**Aim:**
Lines containing the word "name" are the ones to copy from the records below.

**Items from a figure collection:**
# # # #

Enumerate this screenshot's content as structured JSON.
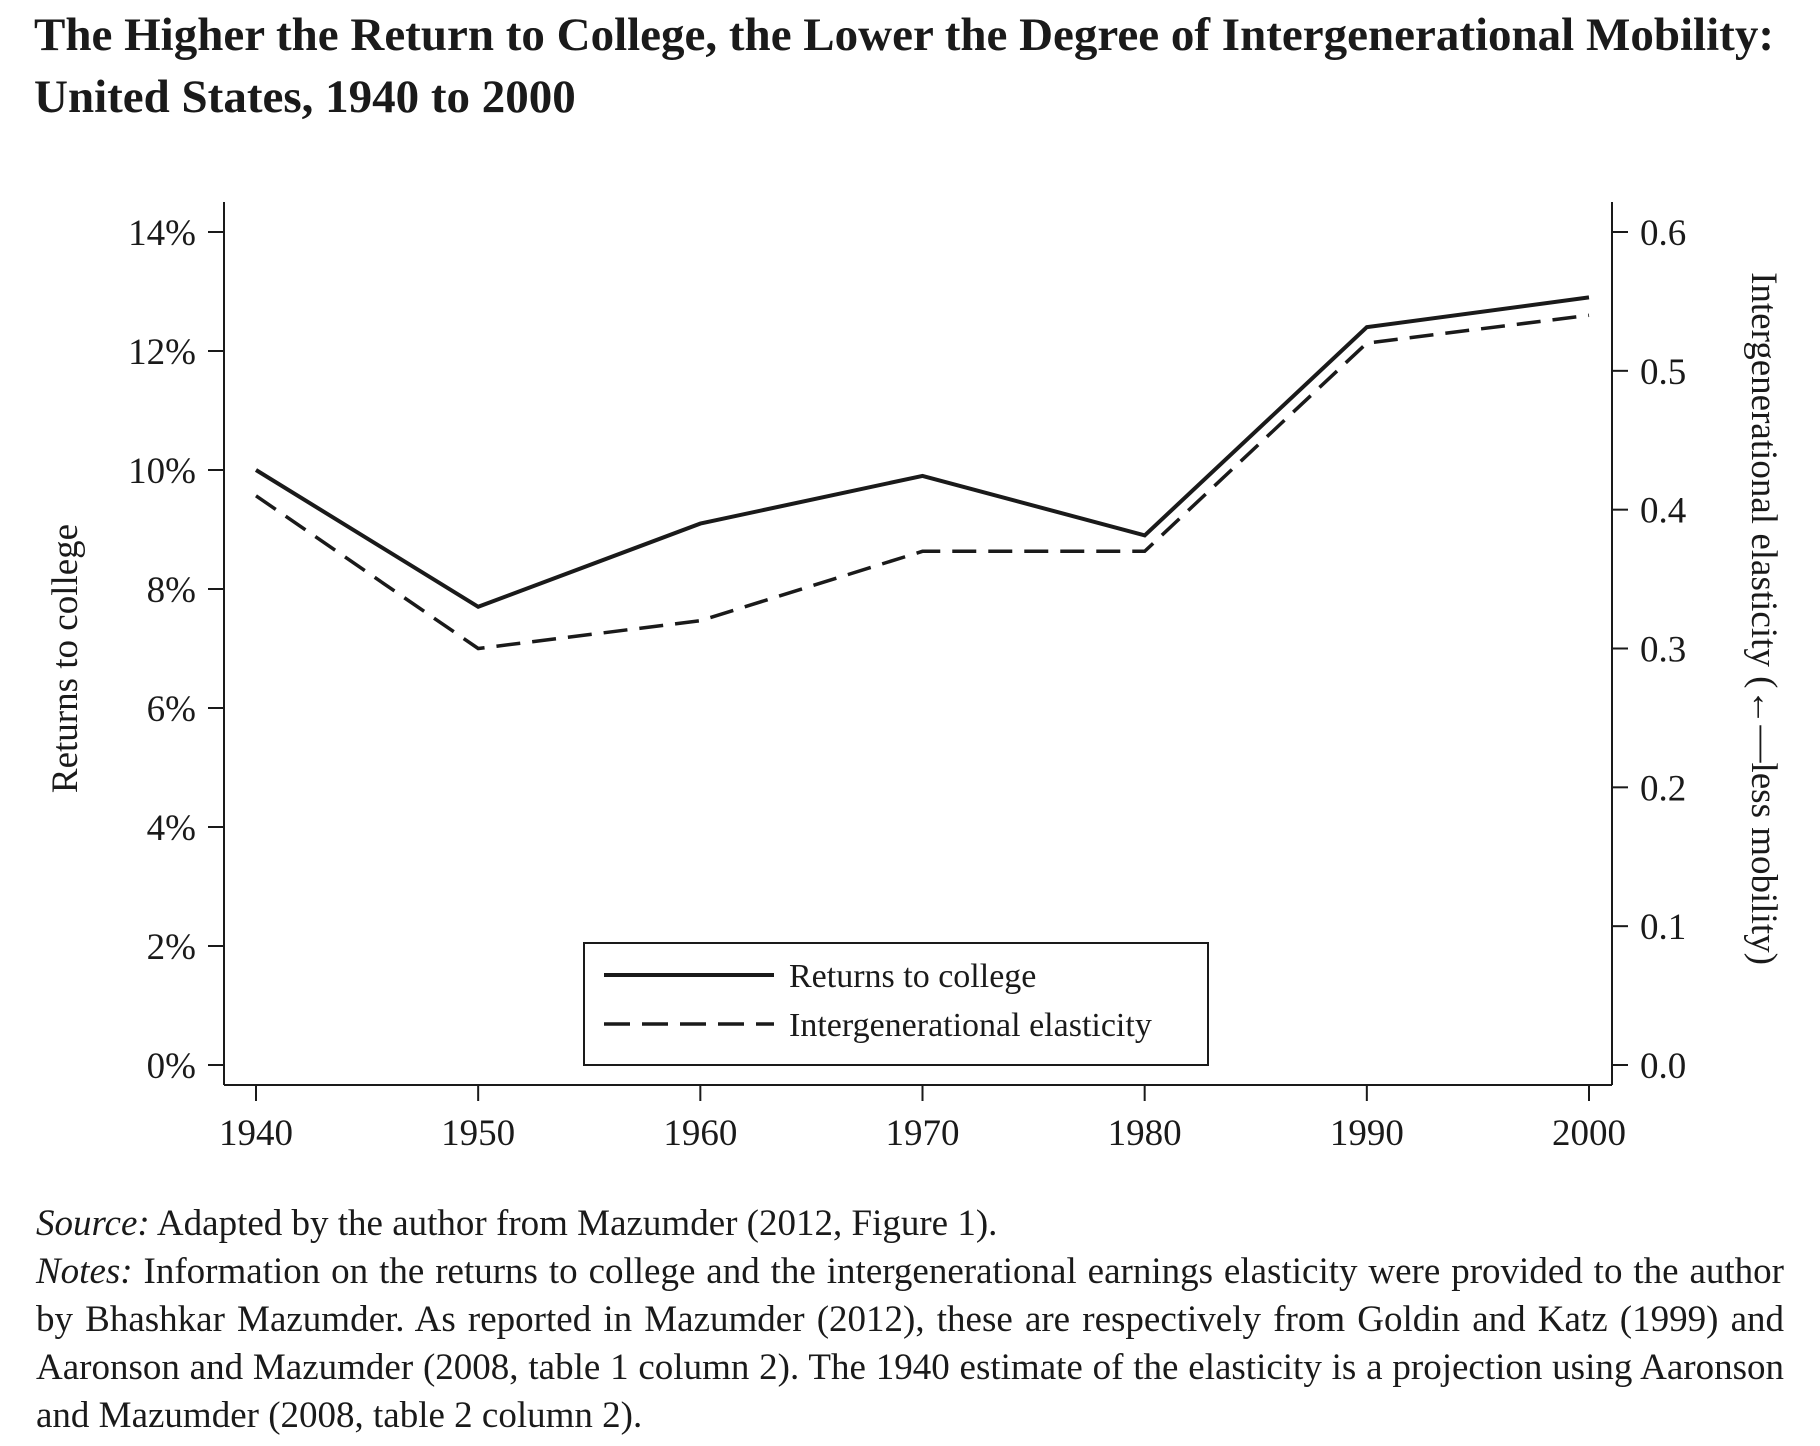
{
  "figure": {
    "title": "The Higher the Return to College, the Lower the Degree of Intergenerational Mobility: United States, 1940 to 2000",
    "source_label": "Source:",
    "source_text": "Adapted by the author from Mazumder (2012, Figure 1).",
    "notes_label": "Notes:",
    "notes_text": "Information on the returns to college and the intergenerational earnings elasticity were provided to the author by Bhashkar Mazumder. As reported in Mazumder (2012), these are respectively from Goldin and Katz (1999) and Aaronson and Mazumder (2008, table 1 column 2). The 1940 estimate of the elasticity is a projection using Aaronson and Mazumder (2008, table 2 column 2)."
  },
  "chart_data": {
    "type": "line",
    "x": [
      1940,
      1950,
      1960,
      1970,
      1980,
      1990,
      2000
    ],
    "xticks": [
      "1940",
      "1950",
      "1960",
      "1970",
      "1980",
      "1990",
      "2000"
    ],
    "xlim": [
      1939,
      2001
    ],
    "ylabel_left": "Returns to college",
    "ylabel_right": "Intergenerational elasticity (←—less mobility)",
    "ylim_left": [
      0,
      14
    ],
    "yticks_left": [
      0,
      2,
      4,
      6,
      8,
      10,
      12,
      14
    ],
    "yticklabels_left": [
      "0%",
      "2%",
      "4%",
      "6%",
      "8%",
      "10%",
      "12%",
      "14%"
    ],
    "ylim_right": [
      0,
      0.6
    ],
    "yticks_right": [
      0,
      0.1,
      0.2,
      0.3,
      0.4,
      0.5,
      0.6
    ],
    "yticklabels_right": [
      "0.0",
      "0.1",
      "0.2",
      "0.3",
      "0.4",
      "0.5",
      "0.6"
    ],
    "series": [
      {
        "name": "Returns to college",
        "axis": "left",
        "style": "solid",
        "values": [
          10.0,
          7.7,
          9.1,
          9.9,
          8.9,
          12.4,
          12.9
        ]
      },
      {
        "name": "Intergenerational elasticity",
        "axis": "right",
        "style": "dashed",
        "values": [
          0.41,
          0.3,
          0.32,
          0.37,
          0.37,
          0.52,
          0.54
        ]
      }
    ],
    "legend_position": "bottom-center",
    "grid": false,
    "colors": {
      "line": "#1a1a1a",
      "background": "#ffffff"
    }
  }
}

# # # #

**Response to this task:**
        "name": "Returns to college",
        "name": "Intergenerational elasticity",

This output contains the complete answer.